TASK INSTRUCTIONS: Determine the number of lines in the data that contain "online". Answer with that number only.

══════

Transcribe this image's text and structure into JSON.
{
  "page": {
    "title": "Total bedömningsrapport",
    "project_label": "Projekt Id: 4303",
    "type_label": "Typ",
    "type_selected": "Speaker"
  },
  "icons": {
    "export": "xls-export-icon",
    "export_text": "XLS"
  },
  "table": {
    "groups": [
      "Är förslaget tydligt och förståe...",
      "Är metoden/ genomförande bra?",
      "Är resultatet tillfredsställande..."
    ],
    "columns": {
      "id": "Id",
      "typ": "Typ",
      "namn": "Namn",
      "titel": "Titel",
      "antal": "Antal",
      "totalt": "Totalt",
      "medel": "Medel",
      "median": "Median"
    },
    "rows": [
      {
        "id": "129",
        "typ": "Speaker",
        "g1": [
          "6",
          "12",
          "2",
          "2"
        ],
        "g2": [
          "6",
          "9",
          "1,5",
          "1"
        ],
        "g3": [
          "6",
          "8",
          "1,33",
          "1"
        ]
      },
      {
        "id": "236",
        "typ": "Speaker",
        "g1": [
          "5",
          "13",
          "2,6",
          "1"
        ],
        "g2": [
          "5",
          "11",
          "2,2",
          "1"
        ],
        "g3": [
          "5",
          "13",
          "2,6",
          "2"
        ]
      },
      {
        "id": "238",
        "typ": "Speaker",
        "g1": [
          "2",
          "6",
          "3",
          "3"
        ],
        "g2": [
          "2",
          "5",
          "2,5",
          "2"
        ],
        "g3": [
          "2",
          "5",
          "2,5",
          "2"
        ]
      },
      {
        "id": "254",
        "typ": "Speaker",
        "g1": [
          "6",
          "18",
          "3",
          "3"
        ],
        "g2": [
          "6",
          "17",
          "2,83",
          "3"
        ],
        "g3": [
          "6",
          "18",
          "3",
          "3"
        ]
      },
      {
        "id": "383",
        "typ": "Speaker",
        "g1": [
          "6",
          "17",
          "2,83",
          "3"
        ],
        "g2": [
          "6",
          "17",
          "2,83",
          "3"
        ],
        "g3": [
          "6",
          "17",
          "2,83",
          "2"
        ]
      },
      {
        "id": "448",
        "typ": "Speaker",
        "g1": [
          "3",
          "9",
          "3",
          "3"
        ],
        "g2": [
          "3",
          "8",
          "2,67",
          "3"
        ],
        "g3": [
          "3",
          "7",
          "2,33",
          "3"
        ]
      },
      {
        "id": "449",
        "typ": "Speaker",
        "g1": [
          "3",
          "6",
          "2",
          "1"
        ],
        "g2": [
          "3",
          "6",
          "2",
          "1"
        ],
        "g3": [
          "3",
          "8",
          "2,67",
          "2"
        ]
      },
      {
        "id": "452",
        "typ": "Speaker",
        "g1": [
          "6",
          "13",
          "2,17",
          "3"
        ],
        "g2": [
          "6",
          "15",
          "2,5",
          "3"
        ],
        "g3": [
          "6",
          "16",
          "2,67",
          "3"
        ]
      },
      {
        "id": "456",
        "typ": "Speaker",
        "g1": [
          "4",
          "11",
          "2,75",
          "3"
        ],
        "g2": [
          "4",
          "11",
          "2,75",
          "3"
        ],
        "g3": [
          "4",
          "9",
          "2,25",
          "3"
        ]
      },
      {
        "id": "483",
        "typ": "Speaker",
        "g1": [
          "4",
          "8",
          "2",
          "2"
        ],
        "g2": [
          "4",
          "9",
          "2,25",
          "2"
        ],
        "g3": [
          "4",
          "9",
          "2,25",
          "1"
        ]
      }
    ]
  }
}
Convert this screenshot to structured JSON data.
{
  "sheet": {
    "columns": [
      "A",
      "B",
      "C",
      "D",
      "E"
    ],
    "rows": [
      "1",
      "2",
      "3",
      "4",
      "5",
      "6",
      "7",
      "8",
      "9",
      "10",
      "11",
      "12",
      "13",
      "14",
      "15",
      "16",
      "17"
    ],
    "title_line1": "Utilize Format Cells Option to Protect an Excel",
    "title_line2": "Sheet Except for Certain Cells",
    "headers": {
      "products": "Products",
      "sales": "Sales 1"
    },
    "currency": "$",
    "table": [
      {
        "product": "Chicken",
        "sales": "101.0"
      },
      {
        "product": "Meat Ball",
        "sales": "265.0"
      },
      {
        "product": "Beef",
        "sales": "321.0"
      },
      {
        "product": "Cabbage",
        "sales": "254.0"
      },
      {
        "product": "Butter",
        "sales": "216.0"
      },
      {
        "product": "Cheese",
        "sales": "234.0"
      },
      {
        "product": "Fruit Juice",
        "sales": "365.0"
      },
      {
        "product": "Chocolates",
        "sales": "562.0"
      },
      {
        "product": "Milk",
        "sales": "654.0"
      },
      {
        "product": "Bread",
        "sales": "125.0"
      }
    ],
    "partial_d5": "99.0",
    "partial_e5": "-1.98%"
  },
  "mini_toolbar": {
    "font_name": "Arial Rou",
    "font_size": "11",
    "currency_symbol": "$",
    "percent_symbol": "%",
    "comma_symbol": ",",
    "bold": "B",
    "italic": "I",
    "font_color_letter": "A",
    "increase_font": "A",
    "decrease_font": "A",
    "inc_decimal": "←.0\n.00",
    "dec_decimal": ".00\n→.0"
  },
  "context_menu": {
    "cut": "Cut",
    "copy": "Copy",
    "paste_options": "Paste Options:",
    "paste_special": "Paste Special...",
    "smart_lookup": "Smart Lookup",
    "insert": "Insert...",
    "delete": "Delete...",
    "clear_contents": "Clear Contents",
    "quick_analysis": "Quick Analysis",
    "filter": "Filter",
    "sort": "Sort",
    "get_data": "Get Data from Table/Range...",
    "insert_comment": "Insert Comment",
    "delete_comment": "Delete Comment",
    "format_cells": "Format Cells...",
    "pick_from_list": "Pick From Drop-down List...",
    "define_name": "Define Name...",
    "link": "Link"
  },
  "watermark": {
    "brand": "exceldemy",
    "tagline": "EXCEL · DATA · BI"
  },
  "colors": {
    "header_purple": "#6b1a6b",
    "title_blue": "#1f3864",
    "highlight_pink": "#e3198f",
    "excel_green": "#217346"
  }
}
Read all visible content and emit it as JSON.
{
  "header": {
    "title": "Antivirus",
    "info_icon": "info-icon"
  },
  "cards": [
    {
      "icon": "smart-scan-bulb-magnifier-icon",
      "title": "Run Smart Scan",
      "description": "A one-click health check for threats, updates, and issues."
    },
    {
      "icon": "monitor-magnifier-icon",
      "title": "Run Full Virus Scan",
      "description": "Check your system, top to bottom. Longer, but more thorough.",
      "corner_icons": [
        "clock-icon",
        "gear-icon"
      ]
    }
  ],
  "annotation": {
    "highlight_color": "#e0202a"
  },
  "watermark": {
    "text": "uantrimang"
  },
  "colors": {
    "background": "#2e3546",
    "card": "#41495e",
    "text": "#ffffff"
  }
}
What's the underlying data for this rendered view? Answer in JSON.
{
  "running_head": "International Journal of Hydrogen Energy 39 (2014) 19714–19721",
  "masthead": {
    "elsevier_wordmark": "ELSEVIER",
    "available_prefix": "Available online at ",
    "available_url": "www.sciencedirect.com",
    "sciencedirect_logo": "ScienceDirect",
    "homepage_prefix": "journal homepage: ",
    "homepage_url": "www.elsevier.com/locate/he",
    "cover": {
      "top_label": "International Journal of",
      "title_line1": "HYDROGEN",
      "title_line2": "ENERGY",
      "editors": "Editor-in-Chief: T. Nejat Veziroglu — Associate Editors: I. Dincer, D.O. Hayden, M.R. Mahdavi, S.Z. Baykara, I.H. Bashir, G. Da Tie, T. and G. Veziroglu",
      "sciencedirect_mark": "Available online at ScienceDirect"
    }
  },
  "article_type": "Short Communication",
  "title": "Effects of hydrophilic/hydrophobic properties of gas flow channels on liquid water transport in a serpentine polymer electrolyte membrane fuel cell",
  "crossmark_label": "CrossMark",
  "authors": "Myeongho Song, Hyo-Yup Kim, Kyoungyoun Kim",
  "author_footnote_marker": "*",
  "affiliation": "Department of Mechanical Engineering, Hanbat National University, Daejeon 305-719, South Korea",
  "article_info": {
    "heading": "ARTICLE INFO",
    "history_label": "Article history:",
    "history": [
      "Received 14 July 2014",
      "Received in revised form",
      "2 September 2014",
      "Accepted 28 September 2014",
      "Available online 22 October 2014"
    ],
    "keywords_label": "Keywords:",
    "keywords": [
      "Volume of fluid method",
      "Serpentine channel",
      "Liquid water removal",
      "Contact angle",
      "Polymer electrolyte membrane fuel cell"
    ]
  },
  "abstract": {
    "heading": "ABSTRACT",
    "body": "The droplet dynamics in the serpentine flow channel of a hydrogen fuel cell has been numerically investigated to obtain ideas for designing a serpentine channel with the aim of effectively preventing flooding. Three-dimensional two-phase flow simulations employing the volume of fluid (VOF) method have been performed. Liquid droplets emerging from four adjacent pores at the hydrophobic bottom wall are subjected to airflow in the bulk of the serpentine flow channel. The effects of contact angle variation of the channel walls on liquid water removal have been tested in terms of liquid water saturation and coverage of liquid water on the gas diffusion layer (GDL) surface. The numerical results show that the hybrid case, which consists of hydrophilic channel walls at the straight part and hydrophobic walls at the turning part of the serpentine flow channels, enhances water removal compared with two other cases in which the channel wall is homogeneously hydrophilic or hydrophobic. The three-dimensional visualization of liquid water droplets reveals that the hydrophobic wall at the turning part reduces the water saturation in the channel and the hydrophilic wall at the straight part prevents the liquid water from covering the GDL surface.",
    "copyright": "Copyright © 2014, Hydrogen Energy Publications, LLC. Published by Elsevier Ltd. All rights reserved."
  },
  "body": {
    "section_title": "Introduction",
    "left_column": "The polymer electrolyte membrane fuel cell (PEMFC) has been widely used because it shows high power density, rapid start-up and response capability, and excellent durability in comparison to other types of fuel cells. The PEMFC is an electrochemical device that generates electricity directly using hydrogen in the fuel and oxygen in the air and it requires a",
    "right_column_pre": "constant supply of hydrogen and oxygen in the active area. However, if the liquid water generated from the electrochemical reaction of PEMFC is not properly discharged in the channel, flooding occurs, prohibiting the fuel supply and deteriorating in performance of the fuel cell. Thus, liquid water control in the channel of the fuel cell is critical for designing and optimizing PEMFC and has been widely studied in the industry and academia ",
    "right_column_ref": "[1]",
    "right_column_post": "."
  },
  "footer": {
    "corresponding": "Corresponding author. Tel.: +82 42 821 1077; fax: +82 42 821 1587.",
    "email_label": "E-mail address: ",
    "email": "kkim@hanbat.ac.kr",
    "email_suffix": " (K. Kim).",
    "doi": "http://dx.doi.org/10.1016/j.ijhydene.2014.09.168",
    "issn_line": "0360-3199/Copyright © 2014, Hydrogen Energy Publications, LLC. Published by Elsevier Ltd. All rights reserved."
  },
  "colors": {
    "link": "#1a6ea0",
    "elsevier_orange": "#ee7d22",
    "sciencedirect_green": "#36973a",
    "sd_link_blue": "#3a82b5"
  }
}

══════

TASK RESULT: 3